- [REQUIREMENTS] Please copy everything from the line containing "Patent image size: (1320, 676)." down to the line containing "The ferrule assembly 107 is at (568, 345).", substituting "constructed" for "assembled" and leaving all else unchanged.

--- START EXCERPTED RECORDS ---

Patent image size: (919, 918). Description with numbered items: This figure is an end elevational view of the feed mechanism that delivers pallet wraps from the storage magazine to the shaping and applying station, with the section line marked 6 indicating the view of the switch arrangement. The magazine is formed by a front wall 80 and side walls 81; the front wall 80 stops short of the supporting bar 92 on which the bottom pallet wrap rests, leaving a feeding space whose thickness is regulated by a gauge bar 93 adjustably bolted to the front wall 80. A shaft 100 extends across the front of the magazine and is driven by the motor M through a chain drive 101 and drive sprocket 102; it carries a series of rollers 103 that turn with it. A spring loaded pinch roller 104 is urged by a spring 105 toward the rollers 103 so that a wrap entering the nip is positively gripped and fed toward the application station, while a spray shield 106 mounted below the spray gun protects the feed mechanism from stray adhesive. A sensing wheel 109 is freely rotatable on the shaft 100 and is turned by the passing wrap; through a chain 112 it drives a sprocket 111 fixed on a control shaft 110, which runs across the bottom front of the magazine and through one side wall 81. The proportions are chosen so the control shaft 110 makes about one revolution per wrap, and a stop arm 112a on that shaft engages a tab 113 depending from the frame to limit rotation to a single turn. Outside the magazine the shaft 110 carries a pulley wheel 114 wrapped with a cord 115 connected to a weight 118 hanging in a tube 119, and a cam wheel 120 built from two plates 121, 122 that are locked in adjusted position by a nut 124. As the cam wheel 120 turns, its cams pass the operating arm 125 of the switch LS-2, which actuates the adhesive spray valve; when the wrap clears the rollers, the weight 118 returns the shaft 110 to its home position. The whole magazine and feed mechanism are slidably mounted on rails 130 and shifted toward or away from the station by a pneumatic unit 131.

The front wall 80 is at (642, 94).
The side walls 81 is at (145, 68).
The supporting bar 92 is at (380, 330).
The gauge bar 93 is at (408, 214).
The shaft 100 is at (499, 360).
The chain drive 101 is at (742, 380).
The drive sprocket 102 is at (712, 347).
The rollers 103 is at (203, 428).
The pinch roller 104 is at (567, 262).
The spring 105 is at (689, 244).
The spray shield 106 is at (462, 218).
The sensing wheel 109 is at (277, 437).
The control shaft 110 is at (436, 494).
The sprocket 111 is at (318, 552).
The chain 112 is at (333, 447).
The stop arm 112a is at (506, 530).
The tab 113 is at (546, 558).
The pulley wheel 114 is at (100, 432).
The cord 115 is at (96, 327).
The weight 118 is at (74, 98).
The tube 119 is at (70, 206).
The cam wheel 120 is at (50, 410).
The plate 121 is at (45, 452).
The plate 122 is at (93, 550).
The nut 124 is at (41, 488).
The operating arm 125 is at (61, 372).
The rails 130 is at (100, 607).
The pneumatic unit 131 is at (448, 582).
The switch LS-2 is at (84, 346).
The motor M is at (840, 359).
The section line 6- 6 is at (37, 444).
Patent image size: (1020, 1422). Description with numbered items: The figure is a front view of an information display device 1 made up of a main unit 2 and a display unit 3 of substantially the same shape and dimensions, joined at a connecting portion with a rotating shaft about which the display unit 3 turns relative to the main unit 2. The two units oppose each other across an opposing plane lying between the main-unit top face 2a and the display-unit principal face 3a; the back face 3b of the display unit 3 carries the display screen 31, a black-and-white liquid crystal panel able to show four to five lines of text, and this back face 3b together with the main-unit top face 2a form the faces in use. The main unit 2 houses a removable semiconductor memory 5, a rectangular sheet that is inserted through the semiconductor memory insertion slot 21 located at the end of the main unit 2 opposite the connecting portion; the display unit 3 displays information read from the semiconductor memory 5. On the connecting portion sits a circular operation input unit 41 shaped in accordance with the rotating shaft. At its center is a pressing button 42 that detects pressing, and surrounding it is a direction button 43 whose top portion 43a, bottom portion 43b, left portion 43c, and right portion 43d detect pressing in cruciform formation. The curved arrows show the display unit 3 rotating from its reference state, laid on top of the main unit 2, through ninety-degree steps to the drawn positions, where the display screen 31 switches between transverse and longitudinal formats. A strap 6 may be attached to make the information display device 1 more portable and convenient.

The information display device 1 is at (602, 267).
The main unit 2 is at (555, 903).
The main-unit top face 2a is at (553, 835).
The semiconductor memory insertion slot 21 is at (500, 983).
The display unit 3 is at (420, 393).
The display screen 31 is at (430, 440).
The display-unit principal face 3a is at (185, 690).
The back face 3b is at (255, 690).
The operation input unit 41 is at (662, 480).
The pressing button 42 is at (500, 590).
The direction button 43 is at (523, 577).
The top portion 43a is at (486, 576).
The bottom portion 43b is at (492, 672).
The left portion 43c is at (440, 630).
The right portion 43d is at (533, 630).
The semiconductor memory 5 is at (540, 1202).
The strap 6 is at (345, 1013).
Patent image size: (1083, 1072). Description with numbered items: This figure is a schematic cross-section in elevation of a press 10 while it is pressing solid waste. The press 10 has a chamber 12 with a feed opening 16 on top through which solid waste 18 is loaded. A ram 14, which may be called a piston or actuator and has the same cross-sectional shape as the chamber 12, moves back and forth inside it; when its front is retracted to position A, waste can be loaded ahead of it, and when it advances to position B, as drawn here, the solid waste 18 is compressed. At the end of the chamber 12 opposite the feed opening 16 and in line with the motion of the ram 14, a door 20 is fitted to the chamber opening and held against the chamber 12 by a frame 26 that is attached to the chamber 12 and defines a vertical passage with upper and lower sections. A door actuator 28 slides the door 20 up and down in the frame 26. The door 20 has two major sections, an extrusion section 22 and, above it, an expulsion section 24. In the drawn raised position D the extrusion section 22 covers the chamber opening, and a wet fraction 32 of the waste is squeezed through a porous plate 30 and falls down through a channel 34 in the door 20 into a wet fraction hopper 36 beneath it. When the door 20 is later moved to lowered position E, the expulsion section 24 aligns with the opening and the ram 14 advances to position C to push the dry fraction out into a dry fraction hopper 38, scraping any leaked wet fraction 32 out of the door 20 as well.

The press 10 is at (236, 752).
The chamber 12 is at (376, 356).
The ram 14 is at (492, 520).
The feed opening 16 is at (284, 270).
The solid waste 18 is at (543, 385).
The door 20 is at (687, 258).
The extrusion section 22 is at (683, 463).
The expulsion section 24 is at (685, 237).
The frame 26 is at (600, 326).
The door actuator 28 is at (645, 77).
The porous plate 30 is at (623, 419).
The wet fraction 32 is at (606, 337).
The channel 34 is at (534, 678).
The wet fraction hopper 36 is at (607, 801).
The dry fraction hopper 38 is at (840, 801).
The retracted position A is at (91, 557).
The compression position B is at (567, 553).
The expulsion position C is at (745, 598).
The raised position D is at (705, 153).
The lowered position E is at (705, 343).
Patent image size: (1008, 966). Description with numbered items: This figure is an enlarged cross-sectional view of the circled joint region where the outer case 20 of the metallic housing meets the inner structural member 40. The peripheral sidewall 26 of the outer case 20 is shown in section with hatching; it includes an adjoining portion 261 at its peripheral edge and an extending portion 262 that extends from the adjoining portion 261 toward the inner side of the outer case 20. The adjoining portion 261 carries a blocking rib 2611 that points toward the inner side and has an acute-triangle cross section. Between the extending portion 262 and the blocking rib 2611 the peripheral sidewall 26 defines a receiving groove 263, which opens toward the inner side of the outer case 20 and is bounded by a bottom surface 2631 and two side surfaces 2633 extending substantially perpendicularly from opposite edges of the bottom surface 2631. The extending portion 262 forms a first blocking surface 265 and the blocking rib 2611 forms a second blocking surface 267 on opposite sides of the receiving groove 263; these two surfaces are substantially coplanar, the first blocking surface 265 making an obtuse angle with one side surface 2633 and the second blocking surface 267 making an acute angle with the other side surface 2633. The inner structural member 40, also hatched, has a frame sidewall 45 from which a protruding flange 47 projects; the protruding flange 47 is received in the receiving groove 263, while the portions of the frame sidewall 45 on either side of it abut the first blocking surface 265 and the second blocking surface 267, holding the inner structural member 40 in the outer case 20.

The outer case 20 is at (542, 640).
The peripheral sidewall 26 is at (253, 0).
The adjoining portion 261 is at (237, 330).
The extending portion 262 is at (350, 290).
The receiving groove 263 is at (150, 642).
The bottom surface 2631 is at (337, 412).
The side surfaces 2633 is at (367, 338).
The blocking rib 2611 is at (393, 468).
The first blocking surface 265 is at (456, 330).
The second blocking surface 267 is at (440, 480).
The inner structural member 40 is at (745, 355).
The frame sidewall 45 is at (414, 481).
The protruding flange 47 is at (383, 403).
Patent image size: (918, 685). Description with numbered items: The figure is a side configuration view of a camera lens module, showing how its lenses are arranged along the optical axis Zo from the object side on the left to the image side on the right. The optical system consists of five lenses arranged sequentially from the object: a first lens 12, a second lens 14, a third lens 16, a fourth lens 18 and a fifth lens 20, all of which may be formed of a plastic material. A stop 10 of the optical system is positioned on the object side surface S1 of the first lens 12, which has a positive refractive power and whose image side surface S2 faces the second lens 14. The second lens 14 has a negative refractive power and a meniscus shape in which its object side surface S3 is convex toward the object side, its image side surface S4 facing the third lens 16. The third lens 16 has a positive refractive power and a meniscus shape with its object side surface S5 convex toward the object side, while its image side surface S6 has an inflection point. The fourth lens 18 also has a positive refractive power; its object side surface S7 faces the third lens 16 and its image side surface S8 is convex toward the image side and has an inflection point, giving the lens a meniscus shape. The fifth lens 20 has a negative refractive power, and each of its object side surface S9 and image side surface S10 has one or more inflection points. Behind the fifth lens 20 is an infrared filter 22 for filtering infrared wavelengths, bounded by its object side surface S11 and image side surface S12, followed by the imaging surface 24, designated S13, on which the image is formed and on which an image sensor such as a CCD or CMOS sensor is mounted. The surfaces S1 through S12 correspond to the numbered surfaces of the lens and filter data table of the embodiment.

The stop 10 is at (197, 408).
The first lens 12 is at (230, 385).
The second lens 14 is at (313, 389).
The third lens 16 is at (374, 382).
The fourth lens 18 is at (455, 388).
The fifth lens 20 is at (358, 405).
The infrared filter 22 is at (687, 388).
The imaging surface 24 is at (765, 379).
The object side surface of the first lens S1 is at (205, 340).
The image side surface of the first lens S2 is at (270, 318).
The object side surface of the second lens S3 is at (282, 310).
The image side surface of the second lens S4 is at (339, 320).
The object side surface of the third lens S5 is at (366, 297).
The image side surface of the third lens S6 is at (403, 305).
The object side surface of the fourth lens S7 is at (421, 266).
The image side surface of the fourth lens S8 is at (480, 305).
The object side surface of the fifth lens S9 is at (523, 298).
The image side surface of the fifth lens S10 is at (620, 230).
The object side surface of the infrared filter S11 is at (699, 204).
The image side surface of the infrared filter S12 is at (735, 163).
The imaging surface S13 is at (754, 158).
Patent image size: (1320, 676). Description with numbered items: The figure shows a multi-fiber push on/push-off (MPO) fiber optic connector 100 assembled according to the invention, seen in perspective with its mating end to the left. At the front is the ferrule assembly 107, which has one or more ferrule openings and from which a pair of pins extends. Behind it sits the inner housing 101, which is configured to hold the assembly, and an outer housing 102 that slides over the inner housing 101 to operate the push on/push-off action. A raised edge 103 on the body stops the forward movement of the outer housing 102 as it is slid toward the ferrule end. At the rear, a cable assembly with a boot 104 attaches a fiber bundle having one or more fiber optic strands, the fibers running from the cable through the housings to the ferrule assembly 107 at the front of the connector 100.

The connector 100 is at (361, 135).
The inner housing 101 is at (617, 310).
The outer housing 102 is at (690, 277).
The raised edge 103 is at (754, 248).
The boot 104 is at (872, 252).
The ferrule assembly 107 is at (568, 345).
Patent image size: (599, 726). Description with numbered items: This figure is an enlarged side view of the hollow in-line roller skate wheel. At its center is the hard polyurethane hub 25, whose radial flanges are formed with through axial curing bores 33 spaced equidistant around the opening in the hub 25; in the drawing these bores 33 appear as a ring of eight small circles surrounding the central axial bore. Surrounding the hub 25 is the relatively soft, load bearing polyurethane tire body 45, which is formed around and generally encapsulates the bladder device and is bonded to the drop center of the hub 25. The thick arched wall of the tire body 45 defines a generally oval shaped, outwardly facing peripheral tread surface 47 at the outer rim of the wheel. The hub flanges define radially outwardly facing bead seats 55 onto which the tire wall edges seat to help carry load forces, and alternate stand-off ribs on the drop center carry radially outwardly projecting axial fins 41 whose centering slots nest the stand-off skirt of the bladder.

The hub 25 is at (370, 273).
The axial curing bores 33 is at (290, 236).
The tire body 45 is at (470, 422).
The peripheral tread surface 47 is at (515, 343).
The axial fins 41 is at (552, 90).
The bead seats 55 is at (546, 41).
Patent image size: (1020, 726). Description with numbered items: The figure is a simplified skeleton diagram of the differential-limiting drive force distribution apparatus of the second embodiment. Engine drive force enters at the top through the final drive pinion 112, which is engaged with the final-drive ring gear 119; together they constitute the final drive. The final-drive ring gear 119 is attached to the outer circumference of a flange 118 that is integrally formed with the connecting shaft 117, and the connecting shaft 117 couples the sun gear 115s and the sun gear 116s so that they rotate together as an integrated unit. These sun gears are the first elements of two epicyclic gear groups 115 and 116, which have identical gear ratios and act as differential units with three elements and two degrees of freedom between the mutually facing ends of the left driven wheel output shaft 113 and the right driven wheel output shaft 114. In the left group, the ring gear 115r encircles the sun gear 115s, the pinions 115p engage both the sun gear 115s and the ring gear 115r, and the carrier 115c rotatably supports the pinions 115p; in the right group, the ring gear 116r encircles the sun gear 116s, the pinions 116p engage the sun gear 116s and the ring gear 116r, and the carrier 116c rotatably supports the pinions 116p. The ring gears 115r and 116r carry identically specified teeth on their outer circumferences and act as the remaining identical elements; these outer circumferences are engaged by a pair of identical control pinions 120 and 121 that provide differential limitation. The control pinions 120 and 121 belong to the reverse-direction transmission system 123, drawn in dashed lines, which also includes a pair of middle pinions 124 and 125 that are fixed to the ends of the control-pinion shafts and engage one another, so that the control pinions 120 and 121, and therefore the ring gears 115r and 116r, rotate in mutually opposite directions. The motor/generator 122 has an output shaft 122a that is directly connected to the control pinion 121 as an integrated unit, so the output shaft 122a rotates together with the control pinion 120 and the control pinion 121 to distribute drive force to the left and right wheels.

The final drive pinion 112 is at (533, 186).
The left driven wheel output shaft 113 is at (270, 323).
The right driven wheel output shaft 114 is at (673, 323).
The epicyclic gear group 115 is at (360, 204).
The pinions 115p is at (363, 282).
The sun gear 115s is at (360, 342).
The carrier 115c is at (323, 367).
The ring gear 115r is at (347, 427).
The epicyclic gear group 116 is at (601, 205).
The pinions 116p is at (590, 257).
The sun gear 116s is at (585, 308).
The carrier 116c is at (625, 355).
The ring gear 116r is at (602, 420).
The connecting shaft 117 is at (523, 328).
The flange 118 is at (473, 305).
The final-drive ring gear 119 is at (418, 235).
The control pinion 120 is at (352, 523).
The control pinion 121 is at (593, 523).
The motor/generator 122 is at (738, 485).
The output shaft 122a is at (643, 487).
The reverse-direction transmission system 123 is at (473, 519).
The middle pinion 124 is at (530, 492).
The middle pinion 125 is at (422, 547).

--- END EXCERPTED RECORDS ---

- [WRITTEN ANSWER]
Patent image size: (1320, 676). Description with numbered items: The figure shows a multi-fiber push on/push-off (MPO) fiber optic connector 100 constructed according to the invention, seen in perspective with its mating end to the left. At the front is the ferrule assembly 107, which has one or more ferrule openings and from which a pair of pins extends. Behind it sits the inner housing 101, which is configured to hold the assembly, and an outer housing 102 that slides over the inner housing 101 to operate the push on/push-off action. A raised edge 103 on the body stops the forward movement of the outer housing 102 as it is slid toward the ferrule end. At the rear, a cable assembly with a boot 104 attaches a fiber bundle having one or more fiber optic strands, the fibers running from the cable through the housings to the ferrule assembly 107 at the front of the connector 100.

The connector 100 is at (361, 135).
The inner housing 101 is at (617, 310).
The outer housing 102 is at (690, 277).
The raised edge 103 is at (754, 248).
The boot 104 is at (872, 252).
The ferrule assembly 107 is at (568, 345).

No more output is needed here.